» **Task brief**
Retype the whole listing verbatim and keep the pictures out of it.

Dataset items

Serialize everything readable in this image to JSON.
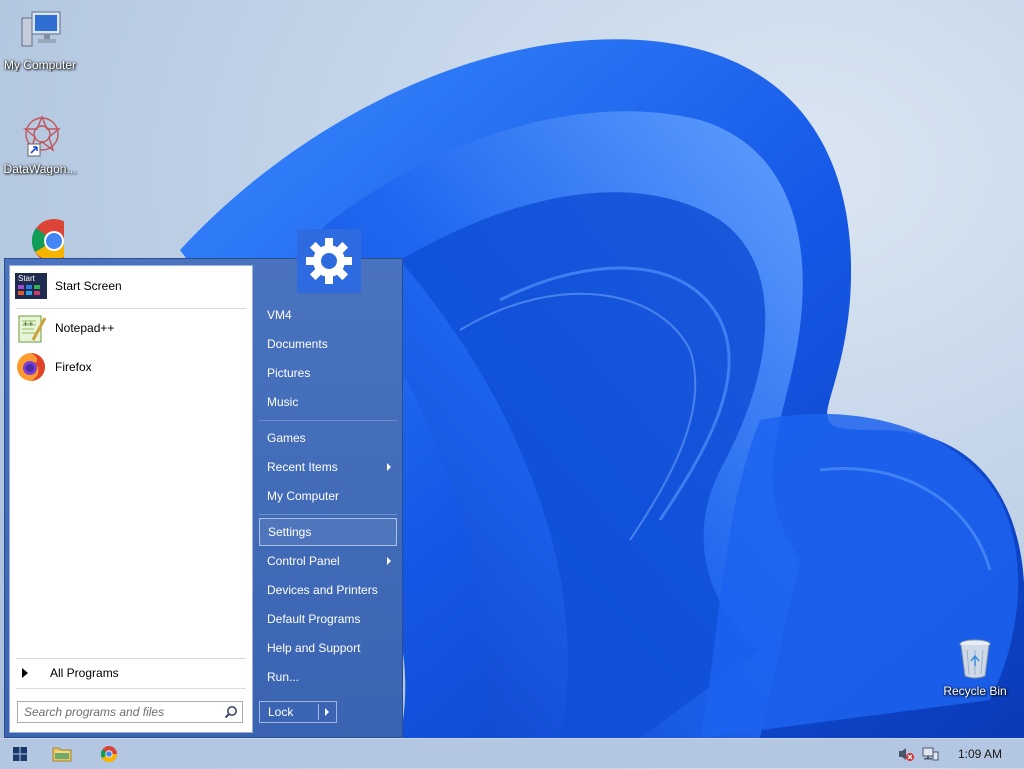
{
  "desktop": {
    "icons": [
      {
        "label": "My Computer",
        "icon": "computer-icon"
      },
      {
        "label": "DataWagon...",
        "icon": "datawagon-icon"
      },
      {
        "label": "",
        "icon": "chrome-icon"
      },
      {
        "label": "Recycle Bin",
        "icon": "recycle-bin-icon"
      }
    ]
  },
  "start_menu": {
    "pinned": [
      {
        "label": "Start Screen",
        "icon": "start-screen-icon"
      },
      {
        "label": "Notepad++",
        "icon": "notepad-plus-plus-icon"
      },
      {
        "label": "Firefox",
        "icon": "firefox-icon"
      }
    ],
    "all_programs": "All Programs",
    "search_placeholder": "Search programs and files",
    "user_tile_icon": "gear-icon",
    "right_items": [
      {
        "label": "VM4"
      },
      {
        "label": "Documents"
      },
      {
        "label": "Pictures"
      },
      {
        "label": "Music"
      },
      {
        "label": "Games"
      },
      {
        "label": "Recent Items",
        "submenu": true
      },
      {
        "label": "My Computer"
      },
      {
        "label": "Settings",
        "highlighted": true
      },
      {
        "label": "Control Panel",
        "submenu": true
      },
      {
        "label": "Devices and Printers"
      },
      {
        "label": "Default Programs"
      },
      {
        "label": "Help and Support"
      },
      {
        "label": "Run..."
      }
    ],
    "lock_label": "Lock"
  },
  "taskbar": {
    "start_icon": "windows-logo-icon",
    "apps": [
      "file-explorer-icon",
      "chrome-icon"
    ],
    "tray": [
      "speaker-muted-icon",
      "network-icon"
    ],
    "clock": "1:09 AM"
  },
  "colors": {
    "menu_blue": "#3f6ab8",
    "taskbar": "#b3c7e3",
    "wallpaper_bloom": "#1a5fe0"
  }
}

» **The result**
Serialize everything readable in this image to JSON.
{
  "desktop": {
    "icons": [
      {
        "label": "My Computer",
        "icon": "computer-icon"
      },
      {
        "label": "DataWagon...",
        "icon": "datawagon-icon"
      },
      {
        "label": "",
        "icon": "chrome-icon"
      },
      {
        "label": "Recycle Bin",
        "icon": "recycle-bin-icon"
      }
    ]
  },
  "start_menu": {
    "pinned": [
      {
        "label": "Start Screen",
        "icon": "start-screen-icon"
      },
      {
        "label": "Notepad++",
        "icon": "notepad-plus-plus-icon"
      },
      {
        "label": "Firefox",
        "icon": "firefox-icon"
      }
    ],
    "all_programs": "All Programs",
    "search_placeholder": "Search programs and files",
    "user_tile_icon": "gear-icon",
    "right_items": [
      {
        "label": "VM4"
      },
      {
        "label": "Documents"
      },
      {
        "label": "Pictures"
      },
      {
        "label": "Music"
      },
      {
        "label": "Games"
      },
      {
        "label": "Recent Items",
        "submenu": true
      },
      {
        "label": "My Computer"
      },
      {
        "label": "Settings",
        "highlighted": true
      },
      {
        "label": "Control Panel",
        "submenu": true
      },
      {
        "label": "Devices and Printers"
      },
      {
        "label": "Default Programs"
      },
      {
        "label": "Help and Support"
      },
      {
        "label": "Run..."
      }
    ],
    "lock_label": "Lock"
  },
  "taskbar": {
    "start_icon": "windows-logo-icon",
    "apps": [
      "file-explorer-icon",
      "chrome-icon"
    ],
    "tray": [
      "speaker-muted-icon",
      "network-icon"
    ],
    "clock": "1:09 AM"
  },
  "colors": {
    "menu_blue": "#3f6ab8",
    "taskbar": "#b3c7e3",
    "wallpaper_bloom": "#1a5fe0"
  }
}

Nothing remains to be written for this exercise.